All of the data must be printed exactly; please include every line.
------------------------------------------------------------
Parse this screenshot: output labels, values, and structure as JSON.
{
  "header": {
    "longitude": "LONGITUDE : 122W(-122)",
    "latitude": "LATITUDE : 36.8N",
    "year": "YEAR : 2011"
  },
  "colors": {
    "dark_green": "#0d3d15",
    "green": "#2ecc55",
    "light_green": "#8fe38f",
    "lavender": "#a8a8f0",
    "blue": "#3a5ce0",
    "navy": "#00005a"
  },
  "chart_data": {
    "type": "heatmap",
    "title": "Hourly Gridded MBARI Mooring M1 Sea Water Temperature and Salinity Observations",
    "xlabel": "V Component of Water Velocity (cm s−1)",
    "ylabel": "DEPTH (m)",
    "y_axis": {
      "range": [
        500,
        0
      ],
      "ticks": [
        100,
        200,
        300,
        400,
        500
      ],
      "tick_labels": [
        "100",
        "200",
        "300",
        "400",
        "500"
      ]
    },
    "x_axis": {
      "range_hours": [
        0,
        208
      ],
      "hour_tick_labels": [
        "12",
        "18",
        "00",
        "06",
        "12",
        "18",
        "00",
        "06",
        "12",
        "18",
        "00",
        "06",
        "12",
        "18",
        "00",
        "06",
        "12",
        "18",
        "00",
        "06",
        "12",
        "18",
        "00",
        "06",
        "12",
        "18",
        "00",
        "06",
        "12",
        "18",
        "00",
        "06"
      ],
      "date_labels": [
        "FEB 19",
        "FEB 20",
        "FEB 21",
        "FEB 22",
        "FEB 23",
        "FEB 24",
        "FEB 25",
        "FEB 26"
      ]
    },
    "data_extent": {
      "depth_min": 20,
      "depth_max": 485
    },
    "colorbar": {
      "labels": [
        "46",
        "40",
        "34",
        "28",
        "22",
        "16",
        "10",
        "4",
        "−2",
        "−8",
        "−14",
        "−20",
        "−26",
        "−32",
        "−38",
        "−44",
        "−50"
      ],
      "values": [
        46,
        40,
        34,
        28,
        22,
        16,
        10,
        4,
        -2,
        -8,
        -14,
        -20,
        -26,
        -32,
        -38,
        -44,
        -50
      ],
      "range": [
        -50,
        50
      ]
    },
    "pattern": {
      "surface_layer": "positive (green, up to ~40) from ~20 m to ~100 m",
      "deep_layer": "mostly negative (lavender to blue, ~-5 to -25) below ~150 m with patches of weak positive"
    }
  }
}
------------------------------------------------------------
**EXERCISE RESPONSE**
Parse this screenshot: output labels, values, and structure as JSON.
{
  "header": {
    "longitude": "LONGITUDE : 122W(-122)",
    "latitude": "LATITUDE : 36.8N",
    "year": "YEAR : 2011"
  },
  "colors": {
    "dark_green": "#0d3d15",
    "green": "#2ecc55",
    "light_green": "#8fe38f",
    "lavender": "#a8a8f0",
    "blue": "#3a5ce0",
    "navy": "#00005a"
  },
  "chart_data": {
    "type": "heatmap",
    "title": "Hourly Gridded MBARI Mooring M1 Sea Water Temperature and Salinity Observations",
    "xlabel": "V Component of Water Velocity (cm s−1)",
    "ylabel": "DEPTH (m)",
    "y_axis": {
      "range": [
        500,
        0
      ],
      "ticks": [
        100,
        200,
        300,
        400,
        500
      ],
      "tick_labels": [
        "100",
        "200",
        "300",
        "400",
        "500"
      ]
    },
    "x_axis": {
      "range_hours": [
        0,
        208
      ],
      "hour_tick_labels": [
        "12",
        "18",
        "00",
        "06",
        "12",
        "18",
        "00",
        "06",
        "12",
        "18",
        "00",
        "06",
        "12",
        "18",
        "00",
        "06",
        "12",
        "18",
        "00",
        "06",
        "12",
        "18",
        "00",
        "06",
        "12",
        "18",
        "00",
        "06",
        "12",
        "18",
        "00",
        "06"
      ],
      "date_labels": [
        "FEB 19",
        "FEB 20",
        "FEB 21",
        "FEB 22",
        "FEB 23",
        "FEB 24",
        "FEB 25",
        "FEB 26"
      ]
    },
    "data_extent": {
      "depth_min": 20,
      "depth_max": 485
    },
    "colorbar": {
      "labels": [
        "46",
        "40",
        "34",
        "28",
        "22",
        "16",
        "10",
        "4",
        "−2",
        "−8",
        "−14",
        "−20",
        "−26",
        "−32",
        "−38",
        "−44",
        "−50"
      ],
      "values": [
        46,
        40,
        34,
        28,
        22,
        16,
        10,
        4,
        -2,
        -8,
        -14,
        -20,
        -26,
        -32,
        -38,
        -44,
        -50
      ],
      "range": [
        -50,
        50
      ]
    },
    "pattern": {
      "surface_layer": "positive (green, up to ~40) from ~20 m to ~100 m",
      "deep_layer": "mostly negative (lavender to blue, ~-5 to -25) below ~150 m with patches of weak positive"
    }
  }
}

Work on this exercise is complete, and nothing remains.